* [Work to be completed]:
Please work out how many lines in the material contain "Private" and give only that figure.

···

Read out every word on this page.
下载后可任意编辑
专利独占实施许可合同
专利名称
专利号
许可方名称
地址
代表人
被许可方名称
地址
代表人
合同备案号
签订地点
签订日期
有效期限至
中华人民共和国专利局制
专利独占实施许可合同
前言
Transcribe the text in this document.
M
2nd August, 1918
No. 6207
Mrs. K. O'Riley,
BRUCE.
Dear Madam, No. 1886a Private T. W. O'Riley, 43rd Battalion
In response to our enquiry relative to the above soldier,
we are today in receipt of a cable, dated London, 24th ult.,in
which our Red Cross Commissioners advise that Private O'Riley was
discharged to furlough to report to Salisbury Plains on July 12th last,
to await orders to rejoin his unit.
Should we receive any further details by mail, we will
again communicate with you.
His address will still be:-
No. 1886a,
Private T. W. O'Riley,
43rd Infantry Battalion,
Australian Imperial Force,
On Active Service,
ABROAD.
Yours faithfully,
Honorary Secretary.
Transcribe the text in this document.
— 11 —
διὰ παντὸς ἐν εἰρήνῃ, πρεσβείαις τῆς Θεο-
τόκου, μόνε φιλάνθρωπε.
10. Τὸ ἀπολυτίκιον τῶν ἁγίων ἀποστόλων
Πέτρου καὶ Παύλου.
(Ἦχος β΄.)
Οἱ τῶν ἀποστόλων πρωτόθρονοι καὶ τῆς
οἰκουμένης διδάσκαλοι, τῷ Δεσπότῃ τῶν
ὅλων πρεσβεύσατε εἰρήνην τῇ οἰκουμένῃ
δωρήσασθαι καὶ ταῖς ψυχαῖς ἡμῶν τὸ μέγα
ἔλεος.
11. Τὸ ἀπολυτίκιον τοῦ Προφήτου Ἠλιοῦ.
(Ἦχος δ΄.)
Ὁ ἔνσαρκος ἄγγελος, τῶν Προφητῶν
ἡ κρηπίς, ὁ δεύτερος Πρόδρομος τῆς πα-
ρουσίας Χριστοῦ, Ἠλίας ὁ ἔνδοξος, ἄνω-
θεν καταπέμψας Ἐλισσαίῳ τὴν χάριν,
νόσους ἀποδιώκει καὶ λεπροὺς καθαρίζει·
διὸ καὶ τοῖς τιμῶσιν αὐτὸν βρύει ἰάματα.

···

* [Exercise output]:
3